■ Task instructions: Render this sentence from the interview below in Spanish: "Coach Dungy and his staff made us smart football players."

A. He was the new fresh face and people started to forget about the beginning of 1999. I get it now. I have a much broader perspective on how this league works: perception is reality. At the time it was ridiculous because all you had to do was turn on the tape and watch me play in that five game span and watch Shaun play. It was like watching a college quarterback and a pro quarterback. People looked past that. He was a local kid, and our defense was winning games. It was as hot as it has ever been. I'm not really bitter about that because I'm the one that set the table in 1999 with the opening game. I get that. It could have been handled better by the organization. They could have given me a chance to be here longer. After the season, they had to buy back two years of my contract, which was for eight years. I think it was a $5 million buy-back, on top of my base salary. The way it has been explained to me is that it was a financial decision. Shaun was making a couple hundred grand and I was making close to $6 million a year. I understand that, but it was more a p.r. decision. That's been admitted to me since, but it allowed me to make a move and go into free agency.

Q. Did you feel there was unfinished business in Tampa or were you just ready to turn the page?

A. No, I really did. To this day, I have great pride in what we were able to accomplish, taking them from the Yucks to the Bucs as we know them now. I always really deep down wanted to finish what I started. There was regret leaving because I knew this team was close and that we would have a chance down the stretch.

Q. The next year in Baltimore, you replaced Tony Banks at quarterback and end up here playing for the championship. Was it the ultimate vindication?

A. As I look back, obviously it was appropriate to a certain degree. I thought it was most appropriate that we came here as a Baltimore Ravens team, with me as the quarterback, and won the Super Bowl in the fashion we had always said we were going to win it here in Tampa.

Q. Final thoughts on the Tampa Bay years? Warren Sapp, Mike Alstott, John Lynch, Tony Dungy, are all retired now. What are your reflections on the guys you played with and your time here.

A. And Ronde Barber and Derrick Brooks, of course. I saw Sapp the other night, and Brad Culpepper, and said the one thing about this group of guys, is that in our time here we all developed really big football IQ’s. Coach Dungy and his staff made us smart football players. We did things right, both on the field and off the field. When I think about those guys, you know they were great teammates and we're still great friends, but we've all had a lasting impact on the league in mentoring guys, teaching other guys how to play the game the right way. Now, most of us work in television. You'll see Ronde and Derrick on TV, and Lynch is getting ready to go on TV too. Most of our expertise comes from our training by Coach Dungy. We've been able to impact the guy beyond just our years in Tampa. I think that says something about Coach Dungy, his staff, and how they trained us.

■ Dataset section:
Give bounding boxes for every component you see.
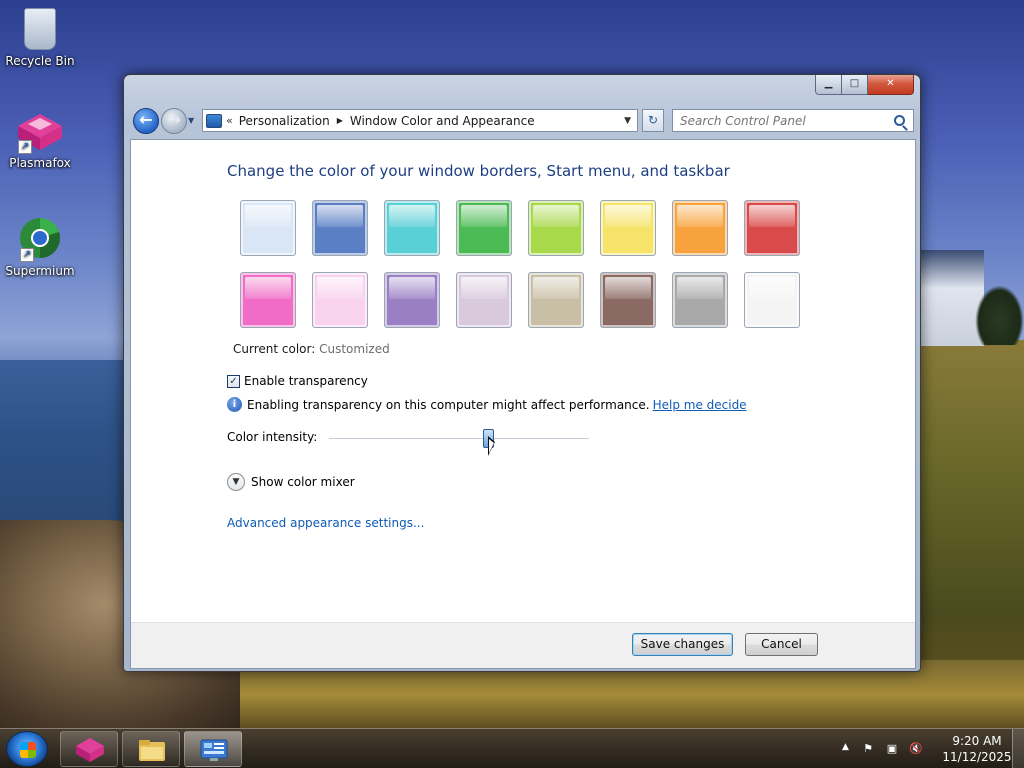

■ Task output: El entrenador Dungy y su cuerpo técnico nos convirtieron en jugadores de fútbol americano inteligentes.